### What needs to be done
Repeat the full listing, word for word.

### Data for the task
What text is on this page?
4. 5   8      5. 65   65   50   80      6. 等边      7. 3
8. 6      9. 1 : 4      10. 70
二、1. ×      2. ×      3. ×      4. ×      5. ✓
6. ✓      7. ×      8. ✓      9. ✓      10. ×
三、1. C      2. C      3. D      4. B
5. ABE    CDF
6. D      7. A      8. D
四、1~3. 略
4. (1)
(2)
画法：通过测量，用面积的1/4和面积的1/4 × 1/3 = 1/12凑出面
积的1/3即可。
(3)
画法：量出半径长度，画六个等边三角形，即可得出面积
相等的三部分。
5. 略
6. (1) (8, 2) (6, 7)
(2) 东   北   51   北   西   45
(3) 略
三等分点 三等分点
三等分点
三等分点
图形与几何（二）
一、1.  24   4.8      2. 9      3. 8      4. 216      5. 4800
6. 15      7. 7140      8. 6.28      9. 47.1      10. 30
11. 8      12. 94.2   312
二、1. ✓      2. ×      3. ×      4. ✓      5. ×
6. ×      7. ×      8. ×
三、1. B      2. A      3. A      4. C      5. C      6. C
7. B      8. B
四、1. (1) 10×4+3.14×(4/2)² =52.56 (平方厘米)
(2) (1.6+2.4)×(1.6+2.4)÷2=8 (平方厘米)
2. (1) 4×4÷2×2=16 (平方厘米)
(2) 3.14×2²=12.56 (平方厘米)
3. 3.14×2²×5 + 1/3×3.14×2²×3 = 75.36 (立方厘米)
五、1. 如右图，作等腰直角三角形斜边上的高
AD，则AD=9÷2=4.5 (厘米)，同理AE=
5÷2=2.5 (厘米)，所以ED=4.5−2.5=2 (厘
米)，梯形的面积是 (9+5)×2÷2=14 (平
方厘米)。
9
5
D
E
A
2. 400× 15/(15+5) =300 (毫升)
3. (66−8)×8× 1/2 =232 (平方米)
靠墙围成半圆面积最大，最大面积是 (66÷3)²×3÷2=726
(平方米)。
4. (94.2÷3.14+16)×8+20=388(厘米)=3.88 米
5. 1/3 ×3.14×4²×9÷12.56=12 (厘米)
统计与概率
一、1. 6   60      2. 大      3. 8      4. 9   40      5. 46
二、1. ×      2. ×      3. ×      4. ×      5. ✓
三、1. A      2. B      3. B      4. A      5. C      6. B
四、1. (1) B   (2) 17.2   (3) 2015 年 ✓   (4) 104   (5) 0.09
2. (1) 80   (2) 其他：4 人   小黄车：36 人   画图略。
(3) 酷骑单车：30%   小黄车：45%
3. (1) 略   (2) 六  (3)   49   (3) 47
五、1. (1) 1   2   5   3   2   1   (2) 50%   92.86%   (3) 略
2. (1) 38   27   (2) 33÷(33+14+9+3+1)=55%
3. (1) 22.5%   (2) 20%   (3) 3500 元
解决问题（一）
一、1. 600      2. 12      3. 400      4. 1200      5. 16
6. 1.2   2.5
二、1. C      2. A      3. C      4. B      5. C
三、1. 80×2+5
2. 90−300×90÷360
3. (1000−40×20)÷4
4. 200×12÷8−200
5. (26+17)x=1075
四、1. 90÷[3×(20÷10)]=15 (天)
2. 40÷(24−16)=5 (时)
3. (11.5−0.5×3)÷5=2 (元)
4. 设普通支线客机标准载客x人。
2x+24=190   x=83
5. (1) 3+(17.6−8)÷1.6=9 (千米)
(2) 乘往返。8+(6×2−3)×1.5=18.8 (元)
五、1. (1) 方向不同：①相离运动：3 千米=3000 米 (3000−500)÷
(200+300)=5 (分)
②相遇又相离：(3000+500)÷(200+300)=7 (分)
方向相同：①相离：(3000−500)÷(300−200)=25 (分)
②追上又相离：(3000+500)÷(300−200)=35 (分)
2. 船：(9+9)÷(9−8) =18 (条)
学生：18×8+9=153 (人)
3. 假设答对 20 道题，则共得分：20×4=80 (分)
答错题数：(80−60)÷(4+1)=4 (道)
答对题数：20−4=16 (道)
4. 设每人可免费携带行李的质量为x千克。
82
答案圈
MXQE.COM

### Output of the task
What text is on this page?
4. 5   8      5. 65   65   50   80      6. 等边      7. 3
8. 6      9. 1 : 4      10. 70
二、1. ×      2. ×      3. ×      4. ×      5. ✓
6. ✓      7. ×      8. ✓      9. ✓      10. ×
三、1. C      2. C      3. D      4. B
5. ABE    CDF
6. D      7. A      8. D
四、1~3. 略
4. (1)
(2)
画法：通过测量，用面积的1/4和面积的1/4 × 1/3 = 1/12凑出面
积的1/3即可。
(3)
画法：量出半径长度，画六个等边三角形，即可得出面积
相等的三部分。
5. 略
6. (1) (8, 2) (6, 7)
(2) 东   北   51   北   西   45
(3) 略
三等分点 三等分点
三等分点
三等分点
图形与几何（二）
一、1.  24   4.8      2. 9      3. 8      4. 216      5. 4800
6. 15      7. 7140      8. 6.28      9. 47.1      10. 30
11. 8      12. 94.2   312
二、1. ✓      2. ×      3. ×      4. ✓      5. ×
6. ×      7. ×      8. ×
三、1. B      2. A      3. A      4. C      5. C      6. C
7. B      8. B
四、1. (1) 10×4+3.14×(4/2)² =52.56 (平方厘米)
(2) (1.6+2.4)×(1.6+2.4)÷2=8 (平方厘米)
2. (1) 4×4÷2×2=16 (平方厘米)
(2) 3.14×2²=12.56 (平方厘米)
3. 3.14×2²×5 + 1/3×3.14×2²×3 = 75.36 (立方厘米)
五、1. 如右图，作等腰直角三角形斜边上的高
AD，则AD=9÷2=4.5 (厘米)，同理AE=
5÷2=2.5 (厘米)，所以ED=4.5−2.5=2 (厘
米)，梯形的面积是 (9+5)×2÷2=14 (平
方厘米)。
9
5
D
E
A
2. 400× 15/(15+5) =300 (毫升)
3. (66−8)×8× 1/2 =232 (平方米)
靠墙围成半圆面积最大，最大面积是 (66÷3)²×3÷2=726
(平方米)。
4. (94.2÷3.14+16)×8+20=388(厘米)=3.88 米
5. 1/3 ×3.14×4²×9÷12.56=12 (厘米)
统计与概率
一、1. 6   60      2. 大      3. 8      4. 9   40      5. 46
二、1. ×      2. ×      3. ×      4. ×      5. ✓
三、1. A      2. B      3. B      4. A      5. C      6. B
四、1. (1) B   (2) 17.2   (3) 2015 年 ✓   (4) 104   (5) 0.09
2. (1) 80   (2) 其他：4 人   小黄车：36 人   画图略。
(3) 酷骑单车：30%   小黄车：45%
3. (1) 略   (2) 六  (3)   49   (3) 47
五、1. (1) 1   2   5   3   2   1   (2) 50%   92.86%   (3) 略
2. (1) 38   27   (2) 33÷(33+14+9+3+1)=55%
3. (1) 22.5%   (2) 20%   (3) 3500 元
解决问题（一）
一、1. 600      2. 12      3. 400      4. 1200      5. 16
6. 1.2   2.5
二、1. C      2. A      3. C      4. B      5. C
三、1. 80×2+5
2. 90−300×90÷360
3. (1000−40×20)÷4
4. 200×12÷8−200
5. (26+17)x=1075
四、1. 90÷[3×(20÷10)]=15 (天)
2. 40÷(24−16)=5 (时)
3. (11.5−0.5×3)÷5=2 (元)
4. 设普通支线客机标准载客x人。
2x+24=190   x=83
5. (1) 3+(17.6−8)÷1.6=9 (千米)
(2) 乘往返。8+(6×2−3)×1.5=18.8 (元)
五、1. (1) 方向不同：①相离运动：3 千米=3000 米 (3000−500)÷
(200+300)=5 (分)
②相遇又相离：(3000+500)÷(200+300)=7 (分)
方向相同：①相离：(3000−500)÷(300−200)=25 (分)
②追上又相离：(3000+500)÷(300−200)=35 (分)
2. 船：(9+9)÷(9−8) =18 (条)
学生：18×8+9=153 (人)
3. 假设答对 20 道题，则共得分：20×4=80 (分)
答错题数：(80−60)÷(4+1)=4 (道)
答对题数：20−4=16 (道)
4. 设每人可免费携带行李的质量为x千克。
82
答案圈
MXQE.COM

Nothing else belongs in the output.